Every record here should be printed again exactly.

## BEGIN Source records

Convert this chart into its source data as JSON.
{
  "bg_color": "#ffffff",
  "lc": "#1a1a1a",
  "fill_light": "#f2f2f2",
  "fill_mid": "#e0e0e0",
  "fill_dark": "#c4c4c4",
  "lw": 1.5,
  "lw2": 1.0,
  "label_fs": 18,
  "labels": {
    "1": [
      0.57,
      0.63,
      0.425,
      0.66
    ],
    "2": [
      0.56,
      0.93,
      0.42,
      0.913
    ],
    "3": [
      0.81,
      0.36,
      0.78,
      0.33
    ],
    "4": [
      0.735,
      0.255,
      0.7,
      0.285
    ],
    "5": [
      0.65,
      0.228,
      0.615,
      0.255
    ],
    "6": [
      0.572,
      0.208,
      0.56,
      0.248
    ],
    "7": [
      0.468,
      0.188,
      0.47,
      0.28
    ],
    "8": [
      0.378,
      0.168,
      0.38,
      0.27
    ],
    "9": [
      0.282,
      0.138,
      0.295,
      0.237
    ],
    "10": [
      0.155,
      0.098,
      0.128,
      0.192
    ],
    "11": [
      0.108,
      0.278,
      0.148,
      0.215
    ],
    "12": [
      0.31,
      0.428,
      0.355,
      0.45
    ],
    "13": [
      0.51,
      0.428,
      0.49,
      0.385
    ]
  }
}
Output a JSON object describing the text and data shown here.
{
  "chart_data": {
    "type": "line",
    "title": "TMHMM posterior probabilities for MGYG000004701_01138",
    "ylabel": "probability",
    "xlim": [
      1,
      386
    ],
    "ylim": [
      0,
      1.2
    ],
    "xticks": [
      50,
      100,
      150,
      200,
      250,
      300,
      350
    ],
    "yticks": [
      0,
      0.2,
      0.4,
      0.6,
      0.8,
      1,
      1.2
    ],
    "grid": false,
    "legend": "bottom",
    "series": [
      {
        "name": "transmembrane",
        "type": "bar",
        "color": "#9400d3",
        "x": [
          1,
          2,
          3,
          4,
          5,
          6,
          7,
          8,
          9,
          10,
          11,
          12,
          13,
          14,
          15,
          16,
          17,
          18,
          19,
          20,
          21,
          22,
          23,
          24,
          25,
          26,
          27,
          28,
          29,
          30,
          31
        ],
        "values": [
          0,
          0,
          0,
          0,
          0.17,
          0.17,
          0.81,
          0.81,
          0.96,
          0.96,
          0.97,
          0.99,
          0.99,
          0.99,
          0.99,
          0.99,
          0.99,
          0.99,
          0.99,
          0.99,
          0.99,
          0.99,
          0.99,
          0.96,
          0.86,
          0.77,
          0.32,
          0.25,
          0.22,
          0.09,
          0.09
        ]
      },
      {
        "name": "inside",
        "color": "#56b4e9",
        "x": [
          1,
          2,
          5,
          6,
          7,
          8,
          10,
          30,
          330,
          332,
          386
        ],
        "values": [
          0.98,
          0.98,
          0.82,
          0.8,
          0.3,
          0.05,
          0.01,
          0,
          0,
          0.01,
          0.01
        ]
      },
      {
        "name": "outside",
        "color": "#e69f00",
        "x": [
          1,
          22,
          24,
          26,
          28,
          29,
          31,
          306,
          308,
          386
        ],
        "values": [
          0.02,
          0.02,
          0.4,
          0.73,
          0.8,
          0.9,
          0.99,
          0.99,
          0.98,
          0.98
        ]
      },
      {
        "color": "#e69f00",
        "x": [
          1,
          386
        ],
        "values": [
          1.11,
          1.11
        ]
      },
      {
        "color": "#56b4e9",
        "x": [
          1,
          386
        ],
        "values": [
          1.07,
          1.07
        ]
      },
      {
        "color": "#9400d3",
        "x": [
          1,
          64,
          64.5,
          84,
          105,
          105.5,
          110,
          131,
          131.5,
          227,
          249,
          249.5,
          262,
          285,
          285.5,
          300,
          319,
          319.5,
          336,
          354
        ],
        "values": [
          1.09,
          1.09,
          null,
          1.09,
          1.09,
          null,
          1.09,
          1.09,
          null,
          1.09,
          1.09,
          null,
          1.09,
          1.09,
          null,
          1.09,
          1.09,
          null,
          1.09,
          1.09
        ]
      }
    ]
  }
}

## END Source records

Written answer =>
Convert this chart into its source data as JSON.
{
  "bg_color": "#ffffff",
  "lc": "#1a1a1a",
  "fill_light": "#f2f2f2",
  "fill_mid": "#e0e0e0",
  "fill_dark": "#c4c4c4",
  "lw": 1.5,
  "lw2": 1.0,
  "label_fs": 18,
  "labels": {
    "1": [
      0.57,
      0.63,
      0.425,
      0.66
    ],
    "2": [
      0.56,
      0.93,
      0.42,
      0.913
    ],
    "3": [
      0.81,
      0.36,
      0.78,
      0.33
    ],
    "4": [
      0.735,
      0.255,
      0.7,
      0.285
    ],
    "5": [
      0.65,
      0.228,
      0.615,
      0.255
    ],
    "6": [
      0.572,
      0.208,
      0.56,
      0.248
    ],
    "7": [
      0.468,
      0.188,
      0.47,
      0.28
    ],
    "8": [
      0.378,
      0.168,
      0.38,
      0.27
    ],
    "9": [
      0.282,
      0.138,
      0.295,
      0.237
    ],
    "10": [
      0.155,
      0.098,
      0.128,
      0.192
    ],
    "11": [
      0.108,
      0.278,
      0.148,
      0.215
    ],
    "12": [
      0.31,
      0.428,
      0.355,
      0.45
    ],
    "13": [
      0.51,
      0.428,
      0.49,
      0.385
    ]
  }
}
Output a JSON object describing the text and data shown here.
{
  "chart_data": {
    "type": "line",
    "title": "TMHMM posterior probabilities for MGYG000004701_01138",
    "ylabel": "probability",
    "xlim": [
      1,
      386
    ],
    "ylim": [
      0,
      1.2
    ],
    "xticks": [
      50,
      100,
      150,
      200,
      250,
      300,
      350
    ],
    "yticks": [
      0,
      0.2,
      0.4,
      0.6,
      0.8,
      1,
      1.2
    ],
    "grid": false,
    "legend": "bottom",
    "series": [
      {
        "name": "transmembrane",
        "type": "bar",
        "color": "#9400d3",
        "x": [
          1,
          2,
          3,
          4,
          5,
          6,
          7,
          8,
          9,
          10,
          11,
          12,
          13,
          14,
          15,
          16,
          17,
          18,
          19,
          20,
          21,
          22,
          23,
          24,
          25,
          26,
          27,
          28,
          29,
          30,
          31
        ],
        "values": [
          0,
          0,
          0,
          0,
          0.17,
          0.17,
          0.81,
          0.81,
          0.96,
          0.96,
          0.97,
          0.99,
          0.99,
          0.99,
          0.99,
          0.99,
          0.99,
          0.99,
          0.99,
          0.99,
          0.99,
          0.99,
          0.99,
          0.96,
          0.86,
          0.77,
          0.32,
          0.25,
          0.22,
          0.09,
          0.09
        ]
      },
      {
        "name": "inside",
        "color": "#56b4e9",
        "x": [
          1,
          2,
          5,
          6,
          7,
          8,
          10,
          30,
          330,
          332,
          386
        ],
        "values": [
          0.98,
          0.98,
          0.82,
          0.8,
          0.3,
          0.05,
          0.01,
          0,
          0,
          0.01,
          0.01
        ]
      },
      {
        "name": "outside",
        "color": "#e69f00",
        "x": [
          1,
          22,
          24,
          26,
          28,
          29,
          31,
          306,
          308,
          386
        ],
        "values": [
          0.02,
          0.02,
          0.4,
          0.73,
          0.8,
          0.9,
          0.99,
          0.99,
          0.98,
          0.98
        ]
      },
      {
        "color": "#e69f00",
        "x": [
          1,
          386
        ],
        "values": [
          1.11,
          1.11
        ]
      },
      {
        "color": "#56b4e9",
        "x": [
          1,
          386
        ],
        "values": [
          1.07,
          1.07
        ]
      },
      {
        "color": "#9400d3",
        "x": [
          1,
          64,
          64.5,
          84,
          105,
          105.5,
          110,
          131,
          131.5,
          227,
          249,
          249.5,
          262,
          285,
          285.5,
          300,
          319,
          319.5,
          336,
          354
        ],
        "values": [
          1.09,
          1.09,
          null,
          1.09,
          1.09,
          null,
          1.09,
          1.09,
          null,
          1.09,
          1.09,
          null,
          1.09,
          1.09,
          null,
          1.09,
          1.09,
          null,
          1.09,
          1.09
        ]
      }
    ]
  }
}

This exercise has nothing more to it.